**Prompt:** Quote the records below word for word. Begin at their first line and end with the line that contains "menu-help[interactable]: Help [242, 35, 269, 49]", including both.

**Input material:**
* * * * * * *

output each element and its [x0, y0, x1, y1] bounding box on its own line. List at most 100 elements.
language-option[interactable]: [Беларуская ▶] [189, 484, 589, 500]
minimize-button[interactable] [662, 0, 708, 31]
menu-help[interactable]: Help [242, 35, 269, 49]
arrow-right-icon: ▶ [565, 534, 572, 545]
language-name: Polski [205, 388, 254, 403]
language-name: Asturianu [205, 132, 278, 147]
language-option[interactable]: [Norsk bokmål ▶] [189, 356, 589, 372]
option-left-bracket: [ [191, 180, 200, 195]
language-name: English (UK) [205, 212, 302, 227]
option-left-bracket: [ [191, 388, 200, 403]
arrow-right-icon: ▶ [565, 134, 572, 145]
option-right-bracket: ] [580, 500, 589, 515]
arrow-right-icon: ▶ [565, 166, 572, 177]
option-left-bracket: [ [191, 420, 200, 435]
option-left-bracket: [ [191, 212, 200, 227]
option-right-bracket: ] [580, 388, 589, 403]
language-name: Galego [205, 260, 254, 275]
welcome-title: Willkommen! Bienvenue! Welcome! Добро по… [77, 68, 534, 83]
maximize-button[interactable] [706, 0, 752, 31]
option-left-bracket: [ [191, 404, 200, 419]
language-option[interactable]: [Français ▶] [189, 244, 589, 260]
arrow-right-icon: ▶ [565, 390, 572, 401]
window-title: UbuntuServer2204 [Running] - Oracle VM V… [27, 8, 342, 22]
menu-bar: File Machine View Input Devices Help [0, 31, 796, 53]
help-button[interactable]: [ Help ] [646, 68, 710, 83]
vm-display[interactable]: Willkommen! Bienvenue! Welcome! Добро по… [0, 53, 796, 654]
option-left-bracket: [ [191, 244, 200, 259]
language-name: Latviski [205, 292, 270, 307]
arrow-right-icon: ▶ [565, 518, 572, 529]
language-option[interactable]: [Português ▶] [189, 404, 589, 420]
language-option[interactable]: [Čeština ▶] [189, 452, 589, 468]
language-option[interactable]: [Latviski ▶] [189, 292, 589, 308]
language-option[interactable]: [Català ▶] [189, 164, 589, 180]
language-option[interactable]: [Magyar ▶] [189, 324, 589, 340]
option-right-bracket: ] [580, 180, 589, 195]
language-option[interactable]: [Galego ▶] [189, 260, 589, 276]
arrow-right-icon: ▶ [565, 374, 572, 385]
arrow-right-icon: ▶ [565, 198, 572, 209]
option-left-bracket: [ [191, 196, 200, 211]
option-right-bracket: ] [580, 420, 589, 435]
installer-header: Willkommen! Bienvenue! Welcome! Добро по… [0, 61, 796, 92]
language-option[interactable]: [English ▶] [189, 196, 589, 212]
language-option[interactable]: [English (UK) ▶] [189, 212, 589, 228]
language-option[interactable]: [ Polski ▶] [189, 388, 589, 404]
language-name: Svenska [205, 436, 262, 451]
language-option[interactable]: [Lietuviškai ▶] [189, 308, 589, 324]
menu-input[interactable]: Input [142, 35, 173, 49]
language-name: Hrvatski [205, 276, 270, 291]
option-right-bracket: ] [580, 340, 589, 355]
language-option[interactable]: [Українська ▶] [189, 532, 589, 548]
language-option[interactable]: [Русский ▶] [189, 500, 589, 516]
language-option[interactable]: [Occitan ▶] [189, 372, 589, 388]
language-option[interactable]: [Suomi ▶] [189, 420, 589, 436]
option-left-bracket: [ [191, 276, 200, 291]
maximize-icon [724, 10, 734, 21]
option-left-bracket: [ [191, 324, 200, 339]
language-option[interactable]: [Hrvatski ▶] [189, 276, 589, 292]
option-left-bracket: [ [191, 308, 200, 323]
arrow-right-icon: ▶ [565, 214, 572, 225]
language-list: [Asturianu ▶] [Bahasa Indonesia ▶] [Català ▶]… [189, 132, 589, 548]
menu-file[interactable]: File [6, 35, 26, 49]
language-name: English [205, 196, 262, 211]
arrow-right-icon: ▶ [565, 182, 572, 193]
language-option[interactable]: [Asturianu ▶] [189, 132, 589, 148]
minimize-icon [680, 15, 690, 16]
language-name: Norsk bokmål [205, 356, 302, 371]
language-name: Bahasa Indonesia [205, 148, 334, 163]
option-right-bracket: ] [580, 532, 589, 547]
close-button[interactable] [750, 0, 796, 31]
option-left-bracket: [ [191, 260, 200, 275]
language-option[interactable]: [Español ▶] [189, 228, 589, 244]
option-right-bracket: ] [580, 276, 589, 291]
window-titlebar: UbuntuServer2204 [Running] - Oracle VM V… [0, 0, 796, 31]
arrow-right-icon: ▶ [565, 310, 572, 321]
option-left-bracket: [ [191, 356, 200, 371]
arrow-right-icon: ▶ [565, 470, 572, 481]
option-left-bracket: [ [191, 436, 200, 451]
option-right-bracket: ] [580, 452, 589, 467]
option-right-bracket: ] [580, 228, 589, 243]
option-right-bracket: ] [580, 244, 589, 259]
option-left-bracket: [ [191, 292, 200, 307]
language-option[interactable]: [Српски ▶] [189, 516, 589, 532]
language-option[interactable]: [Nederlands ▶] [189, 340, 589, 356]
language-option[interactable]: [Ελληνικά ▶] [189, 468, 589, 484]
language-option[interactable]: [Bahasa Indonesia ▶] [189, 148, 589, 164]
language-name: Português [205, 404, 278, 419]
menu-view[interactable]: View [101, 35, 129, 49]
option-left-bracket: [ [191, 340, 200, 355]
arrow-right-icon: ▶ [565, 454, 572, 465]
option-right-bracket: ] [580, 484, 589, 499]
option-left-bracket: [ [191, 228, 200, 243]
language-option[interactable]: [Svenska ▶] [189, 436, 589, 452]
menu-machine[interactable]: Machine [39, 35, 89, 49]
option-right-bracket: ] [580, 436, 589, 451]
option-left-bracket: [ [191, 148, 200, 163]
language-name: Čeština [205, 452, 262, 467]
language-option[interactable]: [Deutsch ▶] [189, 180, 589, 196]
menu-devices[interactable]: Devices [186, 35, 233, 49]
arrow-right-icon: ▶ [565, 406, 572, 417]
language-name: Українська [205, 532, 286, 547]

* * * * * * *

**Result for this exercise:**
output each element and its [x0, y0, x1, y1] bounding box on its own line. List at most 100 elements.
language-option[interactable]: [Беларуская ▶] [189, 484, 589, 500]
minimize-button[interactable] [662, 0, 708, 31]
menu-help[interactable]: Help [242, 35, 269, 49]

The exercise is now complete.